WRITTEN PROBLEM → Without skipping anything, write out each record below exactly.

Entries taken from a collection
◆ ◆ ◆ ◆ ◆

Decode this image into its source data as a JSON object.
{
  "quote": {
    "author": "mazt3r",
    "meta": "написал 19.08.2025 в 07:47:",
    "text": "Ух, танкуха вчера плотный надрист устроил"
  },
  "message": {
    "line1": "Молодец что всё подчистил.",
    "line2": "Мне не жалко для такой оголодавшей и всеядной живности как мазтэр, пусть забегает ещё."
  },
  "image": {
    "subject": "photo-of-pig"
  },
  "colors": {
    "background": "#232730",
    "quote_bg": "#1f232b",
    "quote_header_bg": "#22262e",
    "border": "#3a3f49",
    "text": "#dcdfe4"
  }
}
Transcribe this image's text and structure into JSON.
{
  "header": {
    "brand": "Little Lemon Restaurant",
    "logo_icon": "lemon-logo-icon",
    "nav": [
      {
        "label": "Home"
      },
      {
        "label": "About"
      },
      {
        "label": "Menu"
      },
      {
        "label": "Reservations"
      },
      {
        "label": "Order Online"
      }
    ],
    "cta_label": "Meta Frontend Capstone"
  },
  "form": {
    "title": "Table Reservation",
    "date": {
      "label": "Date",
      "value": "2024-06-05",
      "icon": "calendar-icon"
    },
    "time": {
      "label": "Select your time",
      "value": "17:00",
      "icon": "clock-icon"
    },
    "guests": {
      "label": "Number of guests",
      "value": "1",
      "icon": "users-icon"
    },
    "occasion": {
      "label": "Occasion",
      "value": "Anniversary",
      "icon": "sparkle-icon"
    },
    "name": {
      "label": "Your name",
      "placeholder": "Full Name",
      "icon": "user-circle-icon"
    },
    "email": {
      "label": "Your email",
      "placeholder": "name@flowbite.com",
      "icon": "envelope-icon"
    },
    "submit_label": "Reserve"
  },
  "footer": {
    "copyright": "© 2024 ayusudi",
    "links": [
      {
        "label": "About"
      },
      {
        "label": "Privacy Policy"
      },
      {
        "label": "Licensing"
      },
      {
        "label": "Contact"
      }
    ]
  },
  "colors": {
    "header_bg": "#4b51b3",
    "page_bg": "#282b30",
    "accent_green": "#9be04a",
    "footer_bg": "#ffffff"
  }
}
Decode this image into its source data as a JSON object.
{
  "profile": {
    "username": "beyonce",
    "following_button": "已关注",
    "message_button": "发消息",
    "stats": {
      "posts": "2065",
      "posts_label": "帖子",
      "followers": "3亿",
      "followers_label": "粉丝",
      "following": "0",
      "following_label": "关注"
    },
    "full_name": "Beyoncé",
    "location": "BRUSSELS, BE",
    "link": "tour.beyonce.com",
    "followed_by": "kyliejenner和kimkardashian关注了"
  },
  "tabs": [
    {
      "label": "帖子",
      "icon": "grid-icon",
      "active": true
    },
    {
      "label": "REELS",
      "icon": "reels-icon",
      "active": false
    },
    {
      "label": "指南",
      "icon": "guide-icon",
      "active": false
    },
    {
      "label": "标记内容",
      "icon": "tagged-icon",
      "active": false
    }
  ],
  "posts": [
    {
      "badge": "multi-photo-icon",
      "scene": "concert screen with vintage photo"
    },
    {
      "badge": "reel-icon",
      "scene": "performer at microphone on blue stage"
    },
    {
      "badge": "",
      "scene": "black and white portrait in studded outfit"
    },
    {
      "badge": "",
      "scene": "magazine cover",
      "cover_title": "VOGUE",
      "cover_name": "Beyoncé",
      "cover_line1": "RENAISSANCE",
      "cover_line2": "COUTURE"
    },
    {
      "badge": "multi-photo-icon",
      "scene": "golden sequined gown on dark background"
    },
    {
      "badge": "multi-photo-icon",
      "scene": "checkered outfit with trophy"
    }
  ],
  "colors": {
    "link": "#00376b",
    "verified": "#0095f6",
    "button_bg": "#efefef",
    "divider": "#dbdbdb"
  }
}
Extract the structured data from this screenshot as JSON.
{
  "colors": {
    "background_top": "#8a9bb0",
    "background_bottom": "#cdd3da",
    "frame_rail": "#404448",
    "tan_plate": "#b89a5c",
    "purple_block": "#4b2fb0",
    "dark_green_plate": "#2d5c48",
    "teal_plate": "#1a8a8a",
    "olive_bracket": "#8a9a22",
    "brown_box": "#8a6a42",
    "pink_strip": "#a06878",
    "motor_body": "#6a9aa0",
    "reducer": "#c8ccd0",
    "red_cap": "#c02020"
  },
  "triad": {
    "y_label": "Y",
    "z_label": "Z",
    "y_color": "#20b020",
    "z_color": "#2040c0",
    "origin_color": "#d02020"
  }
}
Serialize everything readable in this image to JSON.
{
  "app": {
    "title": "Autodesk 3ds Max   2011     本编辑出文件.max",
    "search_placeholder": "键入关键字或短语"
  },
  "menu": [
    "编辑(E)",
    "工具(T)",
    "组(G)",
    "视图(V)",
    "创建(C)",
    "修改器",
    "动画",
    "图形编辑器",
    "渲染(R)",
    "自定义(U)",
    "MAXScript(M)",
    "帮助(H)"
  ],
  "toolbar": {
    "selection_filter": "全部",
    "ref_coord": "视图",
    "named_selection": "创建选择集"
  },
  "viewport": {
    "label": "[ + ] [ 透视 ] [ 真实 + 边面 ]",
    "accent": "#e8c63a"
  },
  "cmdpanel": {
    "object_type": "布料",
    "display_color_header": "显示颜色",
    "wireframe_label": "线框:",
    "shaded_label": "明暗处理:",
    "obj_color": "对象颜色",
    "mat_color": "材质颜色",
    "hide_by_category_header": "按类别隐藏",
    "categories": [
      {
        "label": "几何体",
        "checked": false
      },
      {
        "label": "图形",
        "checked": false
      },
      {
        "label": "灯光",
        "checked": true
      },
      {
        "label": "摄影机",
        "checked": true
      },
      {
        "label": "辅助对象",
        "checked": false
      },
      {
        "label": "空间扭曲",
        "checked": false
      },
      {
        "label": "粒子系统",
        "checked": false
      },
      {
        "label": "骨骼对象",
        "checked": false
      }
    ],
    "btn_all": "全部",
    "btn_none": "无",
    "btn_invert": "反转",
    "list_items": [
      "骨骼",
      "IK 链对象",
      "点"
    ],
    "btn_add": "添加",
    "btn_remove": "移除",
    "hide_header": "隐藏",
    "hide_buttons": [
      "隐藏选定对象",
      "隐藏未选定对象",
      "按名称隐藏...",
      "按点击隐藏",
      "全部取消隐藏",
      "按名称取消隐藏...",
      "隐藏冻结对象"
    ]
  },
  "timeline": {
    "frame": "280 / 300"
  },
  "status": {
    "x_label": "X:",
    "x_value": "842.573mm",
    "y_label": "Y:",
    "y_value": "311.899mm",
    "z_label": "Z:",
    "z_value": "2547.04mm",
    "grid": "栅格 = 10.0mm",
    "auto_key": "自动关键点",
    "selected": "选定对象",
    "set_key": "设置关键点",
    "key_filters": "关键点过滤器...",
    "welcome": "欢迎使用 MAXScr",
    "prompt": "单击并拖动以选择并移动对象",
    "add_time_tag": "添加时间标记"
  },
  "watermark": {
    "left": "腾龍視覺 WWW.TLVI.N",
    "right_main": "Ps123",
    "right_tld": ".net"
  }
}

◆ ◆ ◆ ◆ ◆

WRITTEN SOLUTION →
Decode this image into its source data as a JSON object.
{
  "quote": {
    "author": "mazt3r",
    "meta": "написал 19.08.2025 в 07:47:",
    "text": "Ух, танкуха вчера плотный надрист устроил"
  },
  "message": {
    "line1": "Молодец что всё подчистил.",
    "line2": "Мне не жалко для такой оголодавшей и всеядной живности как мазтэр, пусть забегает ещё."
  },
  "image": {
    "subject": "photo-of-pig"
  },
  "colors": {
    "background": "#232730",
    "quote_bg": "#1f232b",
    "quote_header_bg": "#22262e",
    "border": "#3a3f49",
    "text": "#dcdfe4"
  }
}
Transcribe this image's text and structure into JSON.
{
  "header": {
    "brand": "Little Lemon Restaurant",
    "logo_icon": "lemon-logo-icon",
    "nav": [
      {
        "label": "Home"
      },
      {
        "label": "About"
      },
      {
        "label": "Menu"
      },
      {
        "label": "Reservations"
      },
      {
        "label": "Order Online"
      }
    ],
    "cta_label": "Meta Frontend Capstone"
  },
  "form": {
    "title": "Table Reservation",
    "date": {
      "label": "Date",
      "value": "2024-06-05",
      "icon": "calendar-icon"
    },
    "time": {
      "label": "Select your time",
      "value": "17:00",
      "icon": "clock-icon"
    },
    "guests": {
      "label": "Number of guests",
      "value": "1",
      "icon": "users-icon"
    },
    "occasion": {
      "label": "Occasion",
      "value": "Anniversary",
      "icon": "sparkle-icon"
    },
    "name": {
      "label": "Your name",
      "placeholder": "Full Name",
      "icon": "user-circle-icon"
    },
    "email": {
      "label": "Your email",
      "placeholder": "name@flowbite.com",
      "icon": "envelope-icon"
    },
    "submit_label": "Reserve"
  },
  "footer": {
    "copyright": "© 2024 ayusudi",
    "links": [
      {
        "label": "About"
      },
      {
        "label": "Privacy Policy"
      },
      {
        "label": "Licensing"
      },
      {
        "label": "Contact"
      }
    ]
  },
  "colors": {
    "header_bg": "#4b51b3",
    "page_bg": "#282b30",
    "accent_green": "#9be04a",
    "footer_bg": "#ffffff"
  }
}
Decode this image into its source data as a JSON object.
{
  "profile": {
    "username": "beyonce",
    "following_button": "已关注",
    "message_button": "发消息",
    "stats": {
      "posts": "2065",
      "posts_label": "帖子",
      "followers": "3亿",
      "followers_label": "粉丝",
      "following": "0",
      "following_label": "关注"
    },
    "full_name": "Beyoncé",
    "location": "BRUSSELS, BE",
    "link": "tour.beyonce.com",
    "followed_by": "kyliejenner和kimkardashian关注了"
  },
  "tabs": [
    {
      "label": "帖子",
      "icon": "grid-icon",
      "active": true
    },
    {
      "label": "REELS",
      "icon": "reels-icon",
      "active": false
    },
    {
      "label": "指南",
      "icon": "guide-icon",
      "active": false
    },
    {
      "label": "标记内容",
      "icon": "tagged-icon",
      "active": false
    }
  ],
  "posts": [
    {
      "badge": "multi-photo-icon",
      "scene": "concert screen with vintage photo"
    },
    {
      "badge": "reel-icon",
      "scene": "performer at microphone on blue stage"
    },
    {
      "badge": "",
      "scene": "black and white portrait in studded outfit"
    },
    {
      "badge": "",
      "scene": "magazine cover",
      "cover_title": "VOGUE",
      "cover_name": "Beyoncé",
      "cover_line1": "RENAISSANCE",
      "cover_line2": "COUTURE"
    },
    {
      "badge": "multi-photo-icon",
      "scene": "golden sequined gown on dark background"
    },
    {
      "badge": "multi-photo-icon",
      "scene": "checkered outfit with trophy"
    }
  ],
  "colors": {
    "link": "#00376b",
    "verified": "#0095f6",
    "button_bg": "#efefef",
    "divider": "#dbdbdb"
  }
}
Extract the structured data from this screenshot as JSON.
{
  "colors": {
    "background_top": "#8a9bb0",
    "background_bottom": "#cdd3da",
    "frame_rail": "#404448",
    "tan_plate": "#b89a5c",
    "purple_block": "#4b2fb0",
    "dark_green_plate": "#2d5c48",
    "teal_plate": "#1a8a8a",
    "olive_bracket": "#8a9a22",
    "brown_box": "#8a6a42",
    "pink_strip": "#a06878",
    "motor_body": "#6a9aa0",
    "reducer": "#c8ccd0",
    "red_cap": "#c02020"
  },
  "triad": {
    "y_label": "Y",
    "z_label": "Z",
    "y_color": "#20b020",
    "z_color": "#2040c0",
    "origin_color": "#d02020"
  }
}
Serialize everything readable in this image to JSON.
{
  "app": {
    "title": "Autodesk 3ds Max   2011     本编辑出文件.max",
    "search_placeholder": "键入关键字或短语"
  },
  "menu": [
    "编辑(E)",
    "工具(T)",
    "组(G)",
    "视图(V)",
    "创建(C)",
    "修改器",
    "动画",
    "图形编辑器",
    "渲染(R)",
    "自定义(U)",
    "MAXScript(M)",
    "帮助(H)"
  ],
  "toolbar": {
    "selection_filter": "全部",
    "ref_coord": "视图",
    "named_selection": "创建选择集"
  },
  "viewport": {
    "label": "[ + ] [ 透视 ] [ 真实 + 边面 ]",
    "accent": "#e8c63a"
  },
  "cmdpanel": {
    "object_type": "布料",
    "display_color_header": "显示颜色",
    "wireframe_label": "线框:",
    "shaded_label": "明暗处理:",
    "obj_color": "对象颜色",
    "mat_color": "材质颜色",
    "hide_by_category_header": "按类别隐藏",
    "categories": [
      {
        "label": "几何体",
        "checked": false
      },
      {
        "label": "图形",
        "checked": false
      },
      {
        "label": "灯光",
        "checked": true
      },
      {
        "label": "摄影机",
        "checked": true
      },
      {
        "label": "辅助对象",
        "checked": false
      },
      {
        "label": "空间扭曲",
        "checked": false
      },
      {
        "label": "粒子系统",
        "checked": false
      },
      {
        "label": "骨骼对象",
        "checked": false
      }
    ],
    "btn_all": "全部",
    "btn_none": "无",
    "btn_invert": "反转",
    "list_items": [
      "骨骼",
      "IK 链对象",
      "点"
    ],
    "btn_add": "添加",
    "btn_remove": "移除",
    "hide_header": "隐藏",
    "hide_buttons": [
      "隐藏选定对象",
      "隐藏未选定对象",
      "按名称隐藏...",
      "按点击隐藏",
      "全部取消隐藏",
      "按名称取消隐藏...",
      "隐藏冻结对象"
    ]
  },
  "timeline": {
    "frame": "280 / 300"
  },
  "status": {
    "x_label": "X:",
    "x_value": "842.573mm",
    "y_label": "Y:",
    "y_value": "311.899mm",
    "z_label": "Z:",
    "z_value": "2547.04mm",
    "grid": "栅格 = 10.0mm",
    "auto_key": "自动关键点",
    "selected": "选定对象",
    "set_key": "设置关键点",
    "key_filters": "关键点过滤器...",
    "welcome": "欢迎使用 MAXScr",
    "prompt": "单击并拖动以选择并移动对象",
    "add_time_tag": "添加时间标记"
  },
  "watermark": {
    "left": "腾龍視覺 WWW.TLVI.N",
    "right_main": "Ps123",
    "right_tld": ".net"
  }
}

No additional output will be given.